## TO DO
Copy the records that follow exactly as written, but not their pictures.

## Collected data

● ● ● ● ●

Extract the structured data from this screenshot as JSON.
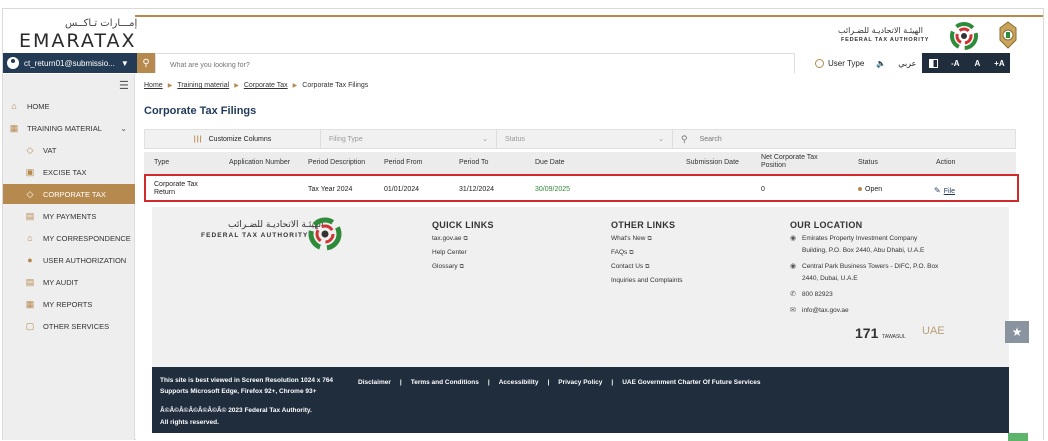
{
  "header": {
    "logo_ar": "إمـــارات تـاكــس",
    "logo_en": "EMARATAX",
    "fta_ar": "الهيئـة الاتحاديـة للضـرائب",
    "fta_en": "FEDERAL TAX AUTHORITY"
  },
  "toolbar": {
    "user": "ct_return01@submissio...",
    "search_placeholder": "What are you looking for?",
    "user_type": "User Type",
    "arabic": "عربي",
    "font_minus": "-A",
    "font_normal": "A",
    "font_plus": "+A"
  },
  "sidebar": {
    "items": [
      {
        "label": "HOME",
        "icon": "home-icon"
      },
      {
        "label": "TRAINING MATERIAL",
        "icon": "grid-icon"
      },
      {
        "label": "VAT",
        "icon": "vat-icon"
      },
      {
        "label": "EXCISE TAX",
        "icon": "excise-icon"
      },
      {
        "label": "CORPORATE TAX",
        "icon": "corporate-icon"
      },
      {
        "label": "MY PAYMENTS",
        "icon": "payments-icon"
      },
      {
        "label": "MY CORRESPONDENCE",
        "icon": "correspondence-icon"
      },
      {
        "label": "USER AUTHORIZATION",
        "icon": "user-auth-icon"
      },
      {
        "label": "MY AUDIT",
        "icon": "audit-icon"
      },
      {
        "label": "MY REPORTS",
        "icon": "reports-icon"
      },
      {
        "label": "OTHER SERVICES",
        "icon": "services-icon"
      }
    ]
  },
  "breadcrumb": {
    "home": "Home",
    "training": "Training material",
    "corporate": "Corporate Tax",
    "current": "Corporate Tax Filings"
  },
  "page": {
    "title": "Corporate Tax Filings"
  },
  "filters": {
    "customize": "Customize Columns",
    "filing_type": "Filing Type",
    "status": "Status",
    "search": "Search"
  },
  "table": {
    "headers": {
      "type": "Type",
      "app_no": "Application Number",
      "period_desc": "Period Description",
      "period_from": "Period From",
      "period_to": "Period To",
      "due_date": "Due Date",
      "submission_date": "Submission Date",
      "net_ct_1": "Net Corporate Tax",
      "net_ct_2": "Position",
      "status": "Status",
      "action": "Action"
    },
    "row": {
      "type_1": "Corporate Tax",
      "type_2": "Return",
      "app_no": "",
      "period_desc": "Tax Year 2024",
      "period_from": "01/01/2024",
      "period_to": "31/12/2024",
      "due_date": "30/09/2025",
      "submission_date": "",
      "net_ct": "0",
      "status": "Open",
      "action": "File"
    }
  },
  "footer": {
    "fta_ar": "الهيئـة الاتحاديـة للضـرائب",
    "fta_en": "FEDERAL TAX AUTHORITY",
    "quick_links_title": "QUICK LINKS",
    "quick_links": [
      "tax.gov.ae",
      "Help Center",
      "Glossary"
    ],
    "other_links_title": "OTHER LINKS",
    "other_links": [
      "What's New",
      "FAQs",
      "Contact Us",
      "Inquiries and Complaints"
    ],
    "location_title": "OUR LOCATION",
    "loc1_a": "Emirates Property Investment Company",
    "loc1_b": "Building, P.O. Box 2440, Abu Dhabi, U.A.E",
    "loc2_a": "Central Park Business Towers - DIFC, P.O. Box",
    "loc2_b": "2440, Dubai, U.A.E",
    "phone": "800 82923",
    "email": "info@tax.gov.ae",
    "logo_171": "171",
    "logo_tawasul": "TAWASUL",
    "logo_uae": "UAE"
  },
  "bottom": {
    "resolution_1": "This site is best viewed in Screen Resolution 1024 x 764",
    "resolution_2": "Supports Microsoft Edge, Firefox 92+, Chrome 93+",
    "links": [
      "Disclaimer",
      "Terms and Conditions",
      "Accessibility",
      "Privacy Policy",
      "UAE Government Charter Of Future Services"
    ],
    "copyright_1": "Â©Â©Â©Â©Â©Â©Â© 2023 Federal Tax Authority.",
    "copyright_2": "All rights reserved."
  },
  "colors": {
    "accent": "#b68a4f",
    "navy": "#1f2d3d",
    "highlight": "#d12a2a",
    "due_green": "#2e8b3a"
  }
}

● ● ● ● ●

## FULL RESPONSE
Extract the structured data from this screenshot as JSON.
{
  "header": {
    "logo_ar": "إمـــارات تـاكــس",
    "logo_en": "EMARATAX",
    "fta_ar": "الهيئـة الاتحاديـة للضـرائب",
    "fta_en": "FEDERAL TAX AUTHORITY"
  },
  "toolbar": {
    "user": "ct_return01@submissio...",
    "search_placeholder": "What are you looking for?",
    "user_type": "User Type",
    "arabic": "عربي",
    "font_minus": "-A",
    "font_normal": "A",
    "font_plus": "+A"
  },
  "sidebar": {
    "items": [
      {
        "label": "HOME",
        "icon": "home-icon"
      },
      {
        "label": "TRAINING MATERIAL",
        "icon": "grid-icon"
      },
      {
        "label": "VAT",
        "icon": "vat-icon"
      },
      {
        "label": "EXCISE TAX",
        "icon": "excise-icon"
      },
      {
        "label": "CORPORATE TAX",
        "icon": "corporate-icon"
      },
      {
        "label": "MY PAYMENTS",
        "icon": "payments-icon"
      },
      {
        "label": "MY CORRESPONDENCE",
        "icon": "correspondence-icon"
      },
      {
        "label": "USER AUTHORIZATION",
        "icon": "user-auth-icon"
      },
      {
        "label": "MY AUDIT",
        "icon": "audit-icon"
      },
      {
        "label": "MY REPORTS",
        "icon": "reports-icon"
      },
      {
        "label": "OTHER SERVICES",
        "icon": "services-icon"
      }
    ]
  },
  "breadcrumb": {
    "home": "Home",
    "training": "Training material",
    "corporate": "Corporate Tax",
    "current": "Corporate Tax Filings"
  },
  "page": {
    "title": "Corporate Tax Filings"
  },
  "filters": {
    "customize": "Customize Columns",
    "filing_type": "Filing Type",
    "status": "Status",
    "search": "Search"
  },
  "table": {
    "headers": {
      "type": "Type",
      "app_no": "Application Number",
      "period_desc": "Period Description",
      "period_from": "Period From",
      "period_to": "Period To",
      "due_date": "Due Date",
      "submission_date": "Submission Date",
      "net_ct_1": "Net Corporate Tax",
      "net_ct_2": "Position",
      "status": "Status",
      "action": "Action"
    },
    "row": {
      "type_1": "Corporate Tax",
      "type_2": "Return",
      "app_no": "",
      "period_desc": "Tax Year 2024",
      "period_from": "01/01/2024",
      "period_to": "31/12/2024",
      "due_date": "30/09/2025",
      "submission_date": "",
      "net_ct": "0",
      "status": "Open",
      "action": "File"
    }
  },
  "footer": {
    "fta_ar": "الهيئـة الاتحاديـة للضـرائب",
    "fta_en": "FEDERAL TAX AUTHORITY",
    "quick_links_title": "QUICK LINKS",
    "quick_links": [
      "tax.gov.ae",
      "Help Center",
      "Glossary"
    ],
    "other_links_title": "OTHER LINKS",
    "other_links": [
      "What's New",
      "FAQs",
      "Contact Us",
      "Inquiries and Complaints"
    ],
    "location_title": "OUR LOCATION",
    "loc1_a": "Emirates Property Investment Company",
    "loc1_b": "Building, P.O. Box 2440, Abu Dhabi, U.A.E",
    "loc2_a": "Central Park Business Towers - DIFC, P.O. Box",
    "loc2_b": "2440, Dubai, U.A.E",
    "phone": "800 82923",
    "email": "info@tax.gov.ae",
    "logo_171": "171",
    "logo_tawasul": "TAWASUL",
    "logo_uae": "UAE"
  },
  "bottom": {
    "resolution_1": "This site is best viewed in Screen Resolution 1024 x 764",
    "resolution_2": "Supports Microsoft Edge, Firefox 92+, Chrome 93+",
    "links": [
      "Disclaimer",
      "Terms and Conditions",
      "Accessibility",
      "Privacy Policy",
      "UAE Government Charter Of Future Services"
    ],
    "copyright_1": "Â©Â©Â©Â©Â©Â©Â© 2023 Federal Tax Authority.",
    "copyright_2": "All rights reserved."
  },
  "colors": {
    "accent": "#b68a4f",
    "navy": "#1f2d3d",
    "highlight": "#d12a2a",
    "due_green": "#2e8b3a"
  }
}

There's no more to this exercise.